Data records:
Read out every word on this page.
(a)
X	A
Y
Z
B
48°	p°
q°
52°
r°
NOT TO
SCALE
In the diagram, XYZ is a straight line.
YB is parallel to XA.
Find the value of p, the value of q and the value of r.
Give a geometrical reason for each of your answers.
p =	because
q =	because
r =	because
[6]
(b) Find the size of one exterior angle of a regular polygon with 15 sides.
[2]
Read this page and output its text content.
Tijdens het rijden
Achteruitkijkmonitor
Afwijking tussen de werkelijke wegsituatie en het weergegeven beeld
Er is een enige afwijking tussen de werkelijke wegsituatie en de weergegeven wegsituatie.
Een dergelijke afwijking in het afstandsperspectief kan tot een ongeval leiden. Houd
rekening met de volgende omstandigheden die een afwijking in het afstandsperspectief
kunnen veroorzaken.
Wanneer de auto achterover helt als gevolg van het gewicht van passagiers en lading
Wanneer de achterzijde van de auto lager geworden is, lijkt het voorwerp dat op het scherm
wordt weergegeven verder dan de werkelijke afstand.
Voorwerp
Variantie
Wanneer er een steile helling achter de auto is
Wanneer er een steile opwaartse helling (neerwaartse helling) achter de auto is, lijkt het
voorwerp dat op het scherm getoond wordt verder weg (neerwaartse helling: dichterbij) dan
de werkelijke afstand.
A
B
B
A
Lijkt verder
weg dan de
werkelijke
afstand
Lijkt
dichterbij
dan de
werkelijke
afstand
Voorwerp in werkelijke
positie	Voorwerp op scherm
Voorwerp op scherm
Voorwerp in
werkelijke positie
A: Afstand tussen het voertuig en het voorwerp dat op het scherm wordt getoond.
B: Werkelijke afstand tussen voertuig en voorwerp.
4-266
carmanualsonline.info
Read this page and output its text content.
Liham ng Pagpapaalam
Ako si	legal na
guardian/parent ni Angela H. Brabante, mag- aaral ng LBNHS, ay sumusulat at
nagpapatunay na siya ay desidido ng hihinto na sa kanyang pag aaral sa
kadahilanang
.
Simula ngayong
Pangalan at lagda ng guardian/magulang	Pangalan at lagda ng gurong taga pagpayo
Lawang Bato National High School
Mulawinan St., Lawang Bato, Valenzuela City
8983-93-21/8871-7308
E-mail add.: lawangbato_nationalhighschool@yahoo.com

* **WHAT YOU HAVE TO DO**:
Say how many lines of the data include the string "scherm". Nothing other than the number should be given.

* **EXERCISE RESULT**:
5